• **Aim**
Pictures in the data below are not part of the copy; transcribe everything else exactly.

..........

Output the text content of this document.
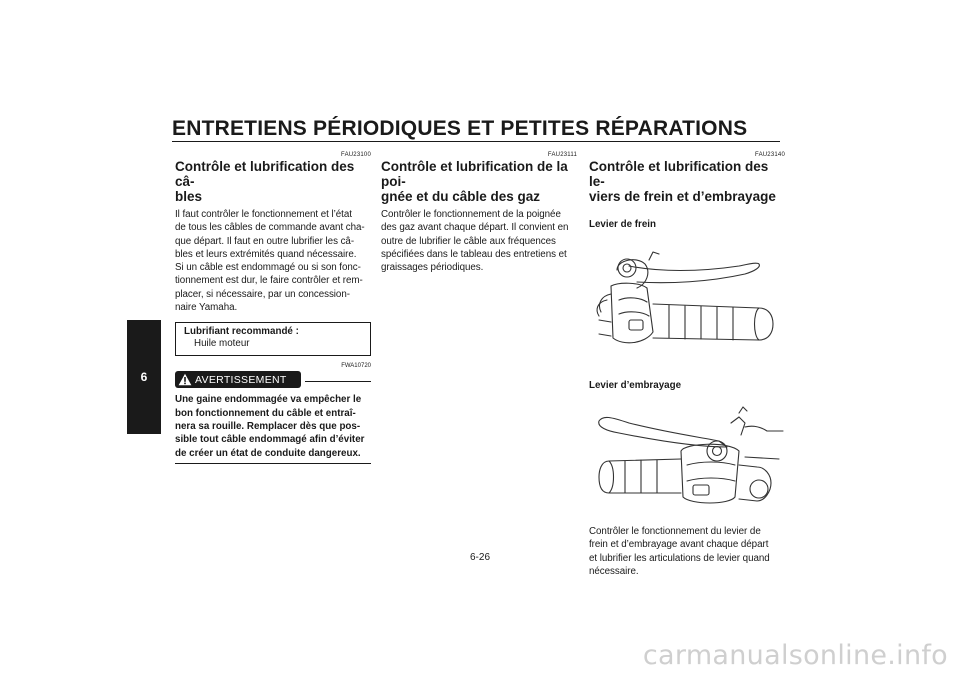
ENTRETIENS PÉRIODIQUES ET PETITES RÉPARATIONS
6
FAU23100
Contrôle et lubrification des câ-
bles
Il faut contrôler le fonctionnement et l’état
de tous les câbles de commande avant cha-
que départ. Il faut en outre lubrifier les câ-
bles et leurs extrémités quand nécessaire.
Si un câble est endommagé ou si son fonc-
tionnement est dur, le faire contrôler et rem-
placer, si nécessaire, par un concession-
naire Yamaha.
Lubrifiant recommandé :
Huile moteur
FWA10720
AVERTISSEMENT
Une gaine endommagée va empêcher le
bon fonctionnement du câble et entraî-
nera sa rouille. Remplacer dès que pos-
sible tout câble endommagé afin d’éviter
de créer un état de conduite dangereux.
FAU23111
Contrôle et lubrification de la poi-
gnée et du câble des gaz
Contrôler le fonctionnement de la poignée
des gaz avant chaque départ. Il convient en
outre de lubrifier le câble aux fréquences
spécifiées dans le tableau des entretiens et
graissages périodiques.
FAU23140
Contrôle et lubrification des le-
viers de frein et d’embrayage
Levier de frein
Levier d’embrayage
Contrôler le fonctionnement du levier de
frein et d’embrayage avant chaque départ
et lubrifier les articulations de levier quand
nécessaire.
6-26
carmanualsonline.info
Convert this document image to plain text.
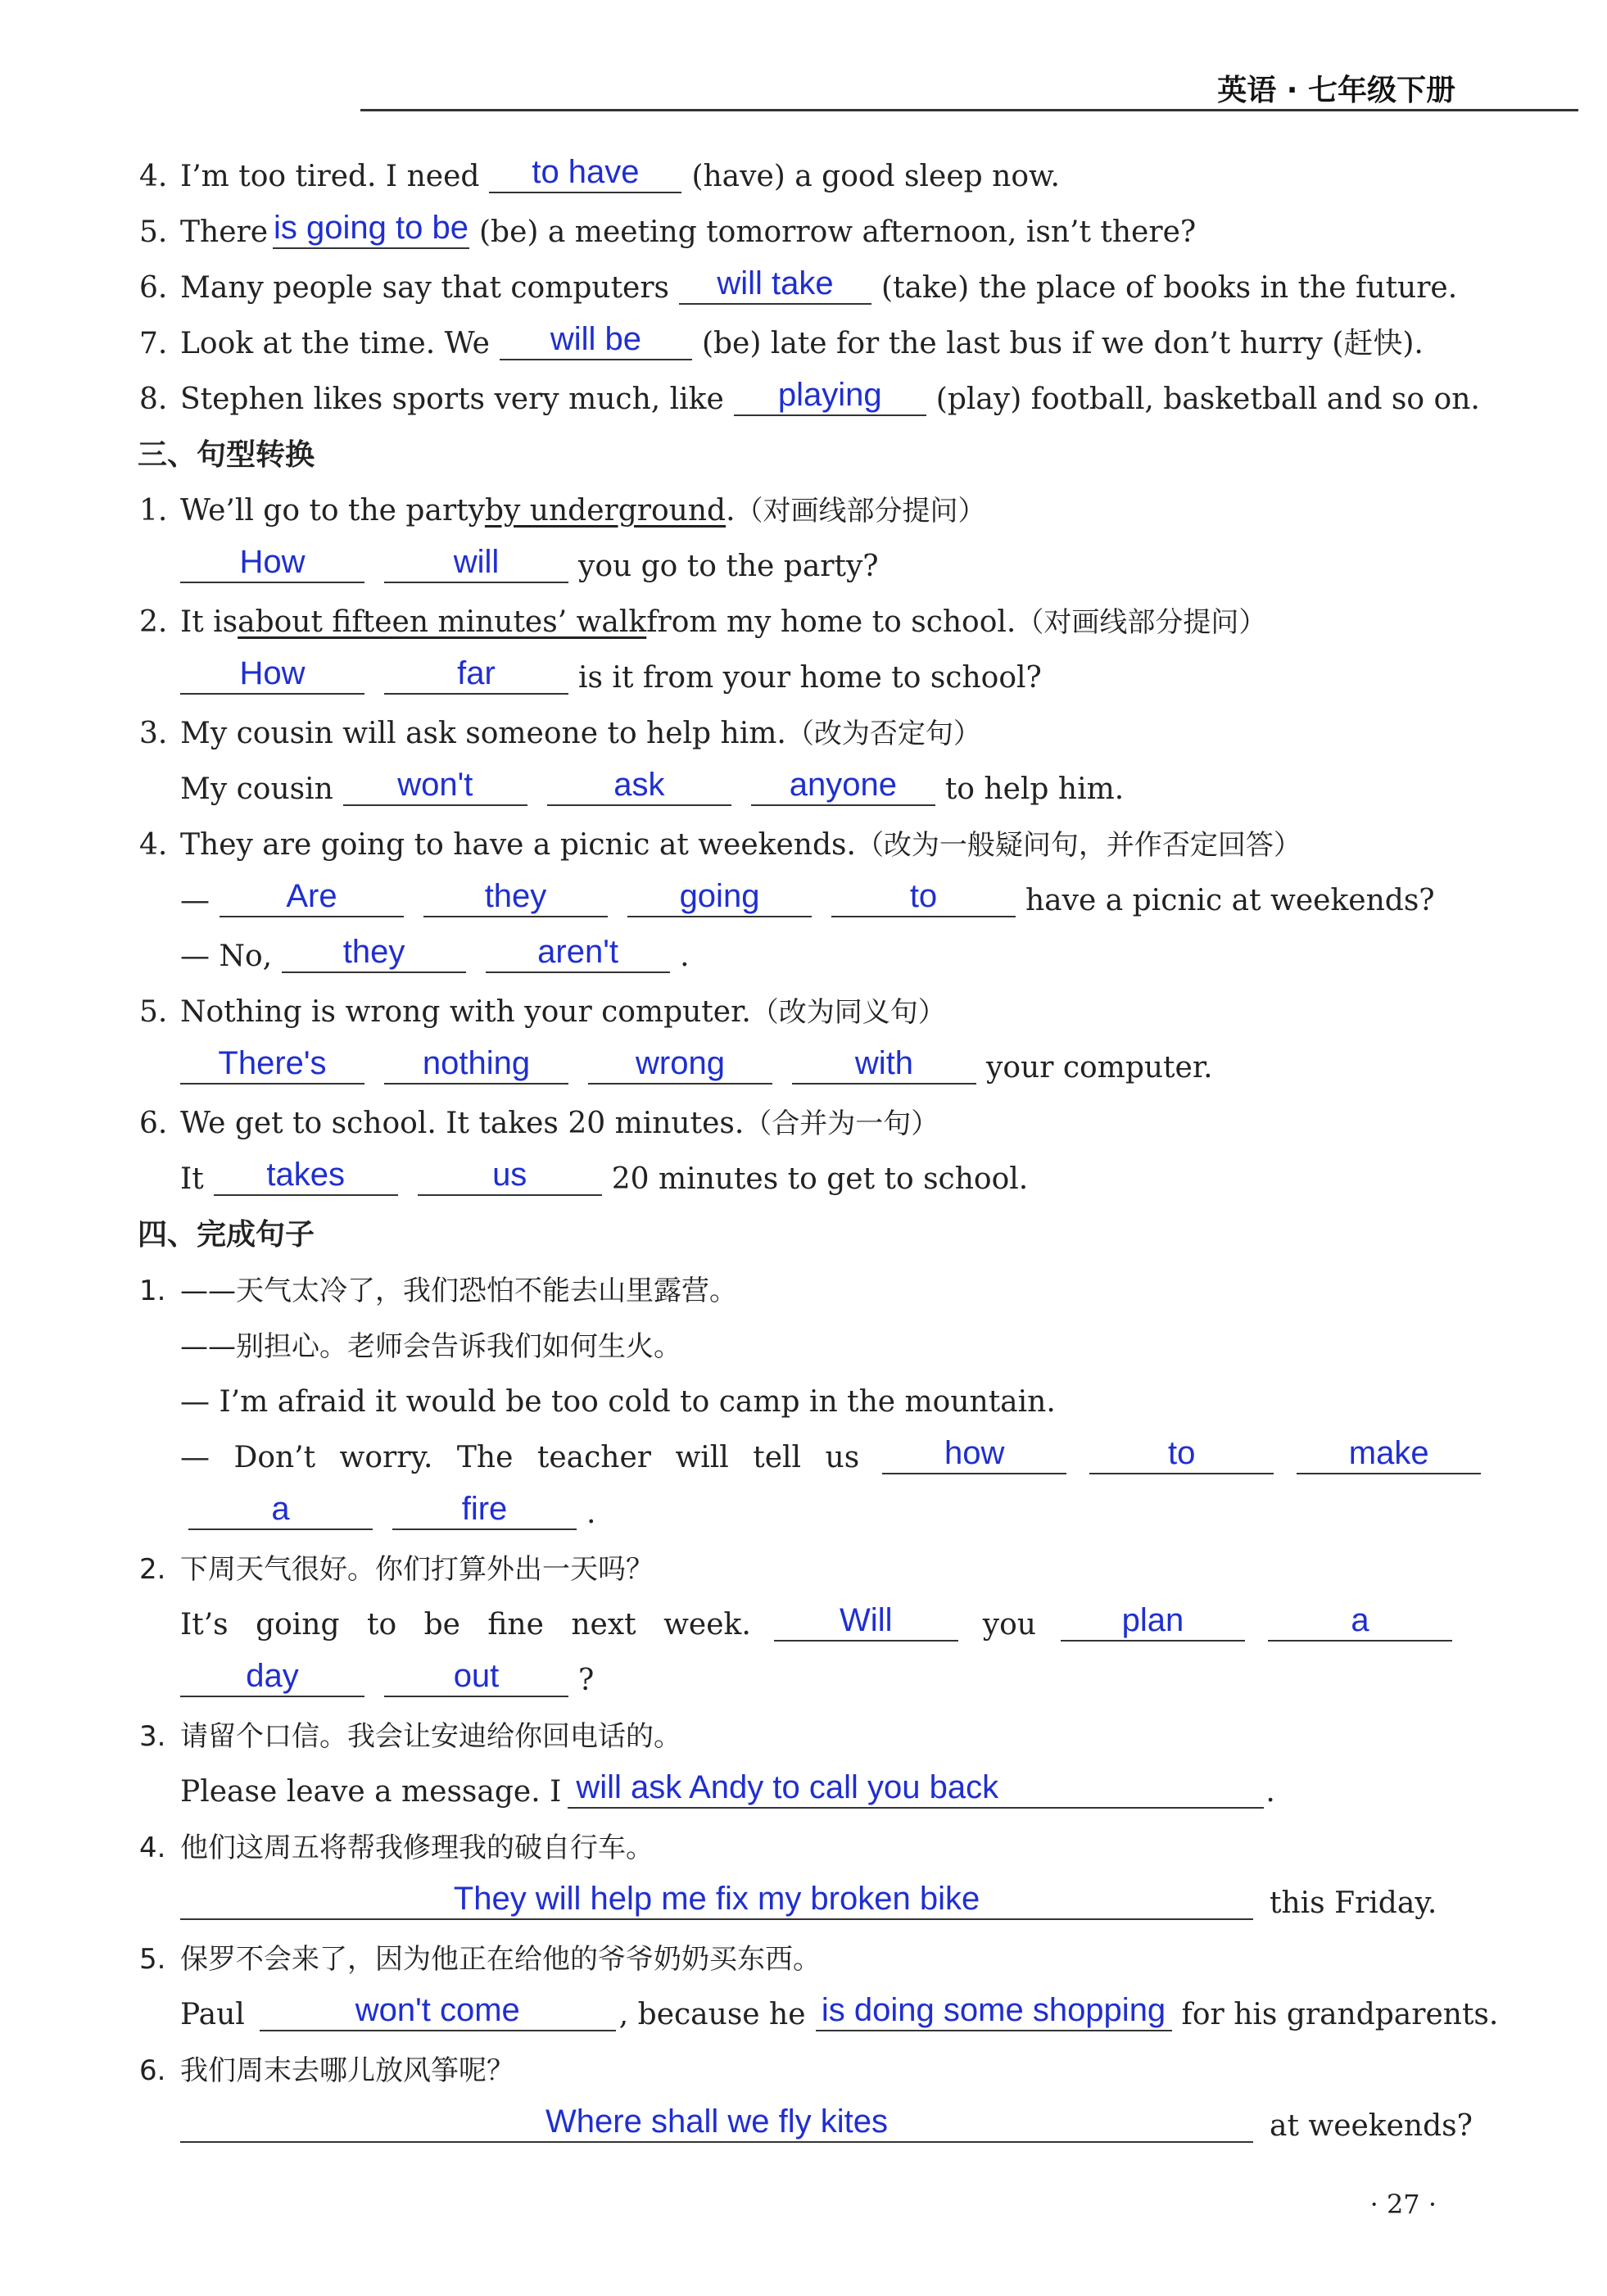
英语 · 七年级下册
4. I’m too tired. I need	to have	(have) a good sleep now.
5. There is going to be (be) a meeting tomorrow afternoon, isn’t there?
6. Many people say that computers	will take	(take) the place of books in the future.
7. Look at the time. We	will be	(be) late for the last bus if we don’t hurry (赶快).
8. Stephen likes sports very much, like	playing	(play) football, basketball and so on.
三、句型转换
1. We’ll go to the partyby underground.（对画线部分提问）
How	will	you go to the party?
2. It isabout fifteen minutes’ walkfrom my home to school.（对画线部分提问）
How	far	is it from your home to school?
3. My cousin will ask someone to help him.（改为否定句）
My cousin	won't	ask	anyone	to help him.
4. They are going to have a picnic at weekends.（改为一般疑问句，并作否定回答）
—	Are	they	going	to	have a picnic at weekends?
— No,	they	aren't	.
5. Nothing is wrong with your computer.（改为同义句）
There's	nothing	wrong	with	your computer.
6. We get to school. It takes 20 minutes.（合并为一句）
It	takes	us	20 minutes to get to school.
四、完成句子
1. ——天气太冷了，我们恐怕不能去山里露营。
——别担心。老师会告诉我们如何生火。
— I’m afraid it would be too cold to camp in the mountain.
— Don’t worry. The teacher will tell us	how	to	make
a	fire	.
2. 下周天气很好。你们打算外出一天吗？
It’s going to be fine next week.	Will	you	plan	a
day	out	?
3. 请留个口信。我会让安迪给你回电话的。
Please leave a message. I will ask Andy to call you back	.
4. 他们这周五将帮我修理我的破自行车。
They will help me fix my broken bike	this Friday.
5. 保罗不会来了，因为他正在给他的爷爷奶奶买东西。
Paul	won't come	, because he is doing some shopping for his grandparents.
6. 我们周末去哪儿放风筝呢？
Where shall we fly kites	at weekends?
· 27 ·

..........

• **The reply**
Output the text content of this document.
ENTRETIENS PÉRIODIQUES ET PETITES RÉPARATIONS
6
FAU23100
Contrôle et lubrification des câ-
bles
Il faut contrôler le fonctionnement et l’état
de tous les câbles de commande avant cha-
que départ. Il faut en outre lubrifier les câ-
bles et leurs extrémités quand nécessaire.
Si un câble est endommagé ou si son fonc-
tionnement est dur, le faire contrôler et rem-
placer, si nécessaire, par un concession-
naire Yamaha.
Lubrifiant recommandé :
Huile moteur
FWA10720
AVERTISSEMENT
Une gaine endommagée va empêcher le
bon fonctionnement du câble et entraî-
nera sa rouille. Remplacer dès que pos-
sible tout câble endommagé afin d’éviter
de créer un état de conduite dangereux.
FAU23111
Contrôle et lubrification de la poi-
gnée et du câble des gaz
Contrôler le fonctionnement de la poignée
des gaz avant chaque départ. Il convient en
outre de lubrifier le câble aux fréquences
spécifiées dans le tableau des entretiens et
graissages périodiques.
FAU23140
Contrôle et lubrification des le-
viers de frein et d’embrayage
Levier de frein
Levier d’embrayage
Contrôler le fonctionnement du levier de
frein et d’embrayage avant chaque départ
et lubrifier les articulations de levier quand
nécessaire.
6-26
carmanualsonline.info
Convert this document image to plain text.
英语 · 七年级下册
4. I’m too tired. I need	to have	(have) a good sleep now.
5. There is going to be (be) a meeting tomorrow afternoon, isn’t there?
6. Many people say that computers	will take	(take) the place of books in the future.
7. Look at the time. We	will be	(be) late for the last bus if we don’t hurry (赶快).
8. Stephen likes sports very much, like	playing	(play) football, basketball and so on.
三、句型转换
1. We’ll go to the partyby underground.（对画线部分提问）
How	will	you go to the party?
2. It isabout fifteen minutes’ walkfrom my home to school.（对画线部分提问）
How	far	is it from your home to school?
3. My cousin will ask someone to help him.（改为否定句）
My cousin	won't	ask	anyone	to help him.
4. They are going to have a picnic at weekends.（改为一般疑问句，并作否定回答）
—	Are	they	going	to	have a picnic at weekends?
— No,	they	aren't	.
5. Nothing is wrong with your computer.（改为同义句）
There's	nothing	wrong	with	your computer.
6. We get to school. It takes 20 minutes.（合并为一句）
It	takes	us	20 minutes to get to school.
四、完成句子
1. ——天气太冷了，我们恐怕不能去山里露营。
——别担心。老师会告诉我们如何生火。
— I’m afraid it would be too cold to camp in the mountain.
— Don’t worry. The teacher will tell us	how	to	make
a	fire	.
2. 下周天气很好。你们打算外出一天吗？
It’s going to be fine next week.	Will	you	plan	a
day	out	?
3. 请留个口信。我会让安迪给你回电话的。
Please leave a message. I will ask Andy to call you back	.
4. 他们这周五将帮我修理我的破自行车。
They will help me fix my broken bike	this Friday.
5. 保罗不会来了，因为他正在给他的爷爷奶奶买东西。
Paul	won't come	, because he is doing some shopping for his grandparents.
6. 我们周末去哪儿放风筝呢？
Where shall we fly kites	at weekends?
· 27 ·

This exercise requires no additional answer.